Information shown
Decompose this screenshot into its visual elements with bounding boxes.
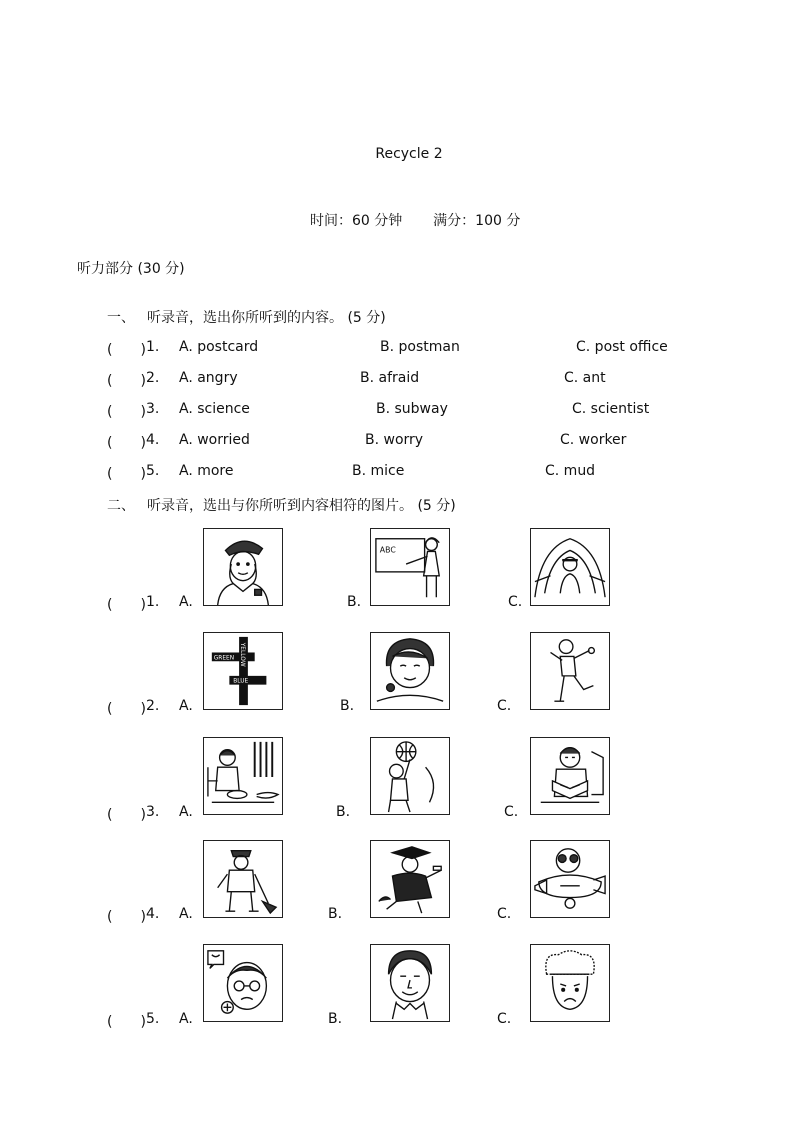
worried-boy-picture[interactable] [203,944,283,1022]
question-number: 3. [146,401,160,417]
cooking-picture[interactable] [203,737,283,815]
crossword-yellow: YELLOW [239,642,246,667]
option-c: C. [508,594,523,610]
crossword-colors-picture[interactable] [203,632,283,710]
option-b: B. [328,1011,343,1027]
answer-blank[interactable]: ( ) [107,701,146,717]
option-a: A. more [179,463,234,479]
option-b: B. worry [365,432,424,448]
teacher-picture[interactable] [370,528,450,606]
option-c: C. [497,698,512,714]
option-c: C. [497,906,512,922]
option-c: C. ant [564,370,606,386]
option-c: C. post office [576,339,668,355]
answer-blank[interactable]: ( ) [107,342,146,358]
listening-section-title: 听力部分 (30 分) [77,261,185,277]
option-b: B. [340,698,355,714]
pilot-cockpit-picture[interactable] [530,528,610,606]
answer-blank[interactable]: ( ) [107,435,146,451]
exam-time: 时间：60 分钟 [310,213,403,229]
answer-blank[interactable]: ( ) [107,597,146,613]
basketball-picture[interactable] [370,737,450,815]
man-reading-picture[interactable] [530,737,610,815]
question-number: 5. [146,1011,160,1027]
answer-blank[interactable]: ( ) [107,909,146,925]
answer-blank[interactable]: ( ) [107,373,146,389]
part1-number: 一、 [107,310,135,326]
exam-meta [310,210,524,230]
sad-cook-picture[interactable] [530,944,610,1022]
part2-heading: 听录音，选出与你所听到内容相符的图片。 (5 分) [147,498,456,514]
option-b: B. subway [376,401,448,417]
smiling-man-picture[interactable] [370,944,450,1022]
question-number: 2. [146,698,160,714]
option-b: B. mice [352,463,405,479]
pilot-plane-picture[interactable] [530,840,610,918]
option-a: A. angry [179,370,238,386]
answer-blank[interactable]: ( ) [107,466,146,482]
question-number: 1. [146,339,160,355]
part1-heading: 听录音，选出你所听到的内容。 (5 分) [147,310,386,326]
kung-fu-picture[interactable] [530,632,610,710]
option-b: B. [336,804,351,820]
part2-number: 二、 [107,498,135,514]
option-c: C. [497,1011,512,1027]
option-a: A. [179,906,193,922]
option-c: C. worker [560,432,627,448]
option-c: C. [504,804,519,820]
option-a: A. [179,698,193,714]
answer-blank[interactable]: ( ) [107,404,146,420]
question-number: 4. [146,906,160,922]
option-b: B. postman [380,339,460,355]
exam-score: 满分：100 分 [433,213,521,229]
answer-blank[interactable]: ( ) [107,807,146,823]
girl-reading-picture[interactable] [370,632,450,710]
crossword-blue: BLUE [233,678,249,685]
option-c: C. scientist [572,401,650,417]
crossword-green: GREEN [213,655,235,662]
option-c: C. mud [545,463,596,479]
question-number: 5. [146,463,160,479]
option-a: A. postcard [179,339,259,355]
option-a: A. science [179,401,250,417]
option-a: A. [179,1011,193,1027]
blackboard-text: ABC [379,545,396,555]
question-number: 2. [146,370,160,386]
page-title: Recycle 2 [375,146,443,162]
question-number: 3. [146,804,160,820]
question-number: 1. [146,594,160,610]
answer-blank[interactable]: ( ) [107,1014,146,1030]
option-a: A. [179,594,193,610]
option-b: B. afraid [360,370,420,386]
graduate-picture[interactable] [370,840,450,918]
option-a: A. worried [179,432,250,448]
option-b: B. [328,906,343,922]
option-a: A. [179,804,193,820]
question-number: 4. [146,432,160,448]
police-officer-picture[interactable] [203,528,283,606]
cleaner-picture[interactable] [203,840,283,918]
option-b: B. [347,594,362,610]
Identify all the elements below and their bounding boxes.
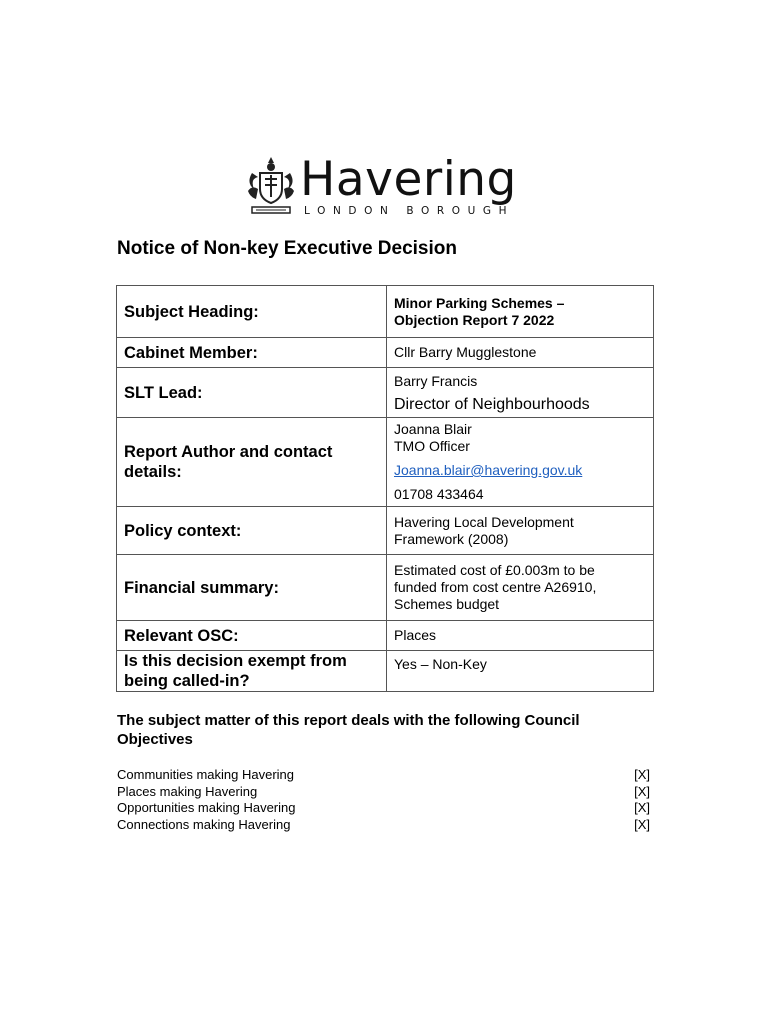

Exercise brief
Turn the lines of the records above into a numbered list, leaving out blank lines and the pictures.

Response to the exercise
1. Decompose this screenshot into its visual elements with bounding boxes.
2. worried-boy-picture[interactable] [203,944,283,1022]
3. question-number: 3. [146,401,160,417]
4. cooking-picture[interactable] [203,737,283,815]
5. crossword-yellow: YELLOW [239,642,246,667]
6. option-c: C. [508,594,523,610]
7. crossword-colors-picture[interactable] [203,632,283,710]
8. option-b: B. [328,1011,343,1027]
9. answer-blank[interactable]: ( ) [107,701,146,717]
10. option-a: A. more [179,463,234,479]
11. option-b: B. worry [365,432,424,448]
12. teacher-picture[interactable] [370,528,450,606]
13. option-c: C. [497,698,512,714]
14. option-c: C. [497,906,512,922]
15. option-c: C. ant [564,370,606,386]
16. option-c: C. post office [576,339,668,355]
17. answer-blank[interactable]: ( ) [107,342,146,358]
18. listening-section-title: 听力部分 (30 分) [77,261,185,277]
19. option-b: B. [340,698,355,714]
20. pilot-cockpit-picture[interactable] [530,528,610,606]
21. answer-blank[interactable]: ( ) [107,435,146,451]
22. exam-time: 时间：60 分钟 [310,213,403,229]
23. answer-blank[interactable]: ( ) [107,597,146,613]
24. basketball-picture[interactable] [370,737,450,815]
25. man-reading-picture[interactable] [530,737,610,815]
26. question-number: 5. [146,1011,160,1027]
27. answer-blank[interactable]: ( ) [107,909,146,925]
28. answer-blank[interactable]: ( ) [107,373,146,389]
29. part1-number: 一、 [107,310,135,326]
30. exam-meta [310,210,524,230]
31. sad-cook-picture[interactable] [530,944,610,1022]
32. part2-heading: 听录音，选出与你所听到内容相符的图片。 (5 分) [147,498,456,514]
33. option-b: B. subway [376,401,448,417]
34. smiling-man-picture[interactable] [370,944,450,1022]
35. question-number: 2. [146,698,160,714]
36. option-b: B. mice [352,463,405,479]
37. pilot-plane-picture[interactable] [530,840,610,918]
38. option-a: A. angry [179,370,238,386]
39. answer-blank[interactable]: ( ) [107,466,146,482]
40. question-number: 1. [146,339,160,355]
41. part1-heading: 听录音，选出你所听到的内容。 (5 分) [147,310,386,326]
42. kung-fu-picture[interactable] [530,632,610,710]
43. option-b: B. [336,804,351,820]
44. part2-number: 二、 [107,498,135,514]
45. option-c: C. [497,1011,512,1027]
46. option-a: A. [179,906,193,922]
47. option-c: C. worker [560,432,627,448]
48. option-c: C. [504,804,519,820]
49. option-a: A. [179,698,193,714]
50. answer-blank[interactable]: ( ) [107,404,146,420]
51. question-number: 4. [146,906,160,922]
52. option-b: B. postman [380,339,460,355]
53. exam-score: 满分：100 分 [433,213,521,229]
54. answer-blank[interactable]: ( ) [107,807,146,823]
55. girl-reading-picture[interactable] [370,632,450,710]
56. crossword-blue: BLUE [233,678,249,685]
57. option-c: C. scientist [572,401,650,417]
58. crossword-green: GREEN [213,655,235,662]
59. option-c: C. mud [545,463,596,479]
60. question-number: 5. [146,463,160,479]
61. option-a: A. postcard [179,339,259,355]
62. option-a: A. science [179,401,250,417]
63. option-a: A. [179,1011,193,1027]
64. blackboard-text: ABC [379,545,396,555]
65. question-number: 2. [146,370,160,386]
66. page-title: Recycle 2 [375,146,443,162]
67. question-number: 3. [146,804,160,820]
68. question-number: 1. [146,594,160,610]
69. answer-blank[interactable]: ( ) [107,1014,146,1030]
70. option-a: A. [179,594,193,610]
71. option-b: B. afraid [360,370,420,386]
72. graduate-picture[interactable] [370,840,450,918]
73. option-a: A. worried [179,432,250,448]
74. option-b: B. [328,906,343,922]
75. option-a: A. [179,804,193,820]
76. question-number: 4. [146,432,160,448]
77. police-officer-picture[interactable] [203,528,283,606]
78. cleaner-picture[interactable] [203,840,283,918]
79. option-b: B. [347,594,362,610]
80. Identify all the elements below and their bounding boxes.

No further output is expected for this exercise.